• TASK TO COMPLETE
List all lines of the data containing the word "JSON".

[Data entries]
>>>
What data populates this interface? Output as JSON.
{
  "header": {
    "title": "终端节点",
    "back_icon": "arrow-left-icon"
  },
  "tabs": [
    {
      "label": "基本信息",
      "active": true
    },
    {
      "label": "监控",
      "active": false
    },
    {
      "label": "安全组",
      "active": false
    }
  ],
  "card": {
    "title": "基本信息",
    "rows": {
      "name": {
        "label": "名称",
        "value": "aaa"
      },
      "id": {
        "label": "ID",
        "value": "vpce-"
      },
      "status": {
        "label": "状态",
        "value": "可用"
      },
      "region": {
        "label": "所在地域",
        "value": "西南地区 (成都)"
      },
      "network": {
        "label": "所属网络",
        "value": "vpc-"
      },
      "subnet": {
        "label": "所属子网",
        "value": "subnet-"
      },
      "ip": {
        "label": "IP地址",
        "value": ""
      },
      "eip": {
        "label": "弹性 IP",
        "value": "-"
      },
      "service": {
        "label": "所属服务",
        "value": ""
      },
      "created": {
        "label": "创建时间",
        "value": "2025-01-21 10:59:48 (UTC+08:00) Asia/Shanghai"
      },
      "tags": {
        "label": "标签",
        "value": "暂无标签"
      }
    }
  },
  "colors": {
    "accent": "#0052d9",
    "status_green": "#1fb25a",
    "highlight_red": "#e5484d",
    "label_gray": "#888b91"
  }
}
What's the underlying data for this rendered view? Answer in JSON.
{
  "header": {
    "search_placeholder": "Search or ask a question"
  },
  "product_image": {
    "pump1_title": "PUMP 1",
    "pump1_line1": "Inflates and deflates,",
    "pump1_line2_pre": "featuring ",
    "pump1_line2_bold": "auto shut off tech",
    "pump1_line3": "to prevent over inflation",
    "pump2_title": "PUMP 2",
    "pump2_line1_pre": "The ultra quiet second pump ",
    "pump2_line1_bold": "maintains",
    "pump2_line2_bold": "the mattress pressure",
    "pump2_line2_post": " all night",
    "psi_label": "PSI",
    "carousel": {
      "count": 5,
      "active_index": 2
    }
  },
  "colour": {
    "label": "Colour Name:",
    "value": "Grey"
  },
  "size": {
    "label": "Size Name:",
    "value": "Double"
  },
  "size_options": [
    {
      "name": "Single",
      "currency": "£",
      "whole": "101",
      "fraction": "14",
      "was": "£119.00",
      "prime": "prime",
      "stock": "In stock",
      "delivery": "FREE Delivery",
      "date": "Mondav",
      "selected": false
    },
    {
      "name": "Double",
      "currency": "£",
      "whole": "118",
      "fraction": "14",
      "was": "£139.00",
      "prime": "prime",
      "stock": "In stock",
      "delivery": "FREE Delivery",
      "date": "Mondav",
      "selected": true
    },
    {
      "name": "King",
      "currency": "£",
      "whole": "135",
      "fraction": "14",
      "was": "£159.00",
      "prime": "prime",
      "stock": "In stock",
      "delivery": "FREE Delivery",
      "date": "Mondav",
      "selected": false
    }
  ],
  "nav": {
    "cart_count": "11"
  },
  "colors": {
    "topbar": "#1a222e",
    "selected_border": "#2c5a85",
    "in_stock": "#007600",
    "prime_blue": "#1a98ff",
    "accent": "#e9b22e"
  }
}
<<<
• ANSWER TO THE TASK
What data populates this interface? Output as JSON.
What's the underlying data for this rendered view? Answer in JSON.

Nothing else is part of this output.